- WORK INSTRUCTIONS:
Verbatim output of all the material below is required.

- STORED RECORDS:

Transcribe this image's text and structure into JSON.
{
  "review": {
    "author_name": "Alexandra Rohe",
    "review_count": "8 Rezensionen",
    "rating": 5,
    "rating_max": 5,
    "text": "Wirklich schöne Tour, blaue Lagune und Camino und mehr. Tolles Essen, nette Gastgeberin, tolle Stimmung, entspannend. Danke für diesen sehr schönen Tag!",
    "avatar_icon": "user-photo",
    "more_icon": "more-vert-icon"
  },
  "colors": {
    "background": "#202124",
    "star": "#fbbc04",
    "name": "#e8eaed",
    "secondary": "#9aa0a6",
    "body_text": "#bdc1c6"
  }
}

- RESPONSE BELOW:
Transcribe this image's text and structure into JSON.
{
  "review": {
    "author_name": "Alexandra Rohe",
    "review_count": "8 Rezensionen",
    "rating": 5,
    "rating_max": 5,
    "text": "Wirklich schöne Tour, blaue Lagune und Camino und mehr. Tolles Essen, nette Gastgeberin, tolle Stimmung, entspannend. Danke für diesen sehr schönen Tag!",
    "avatar_icon": "user-photo",
    "more_icon": "more-vert-icon"
  },
  "colors": {
    "background": "#202124",
    "star": "#fbbc04",
    "name": "#e8eaed",
    "secondary": "#9aa0a6",
    "body_text": "#bdc1c6"
  }
}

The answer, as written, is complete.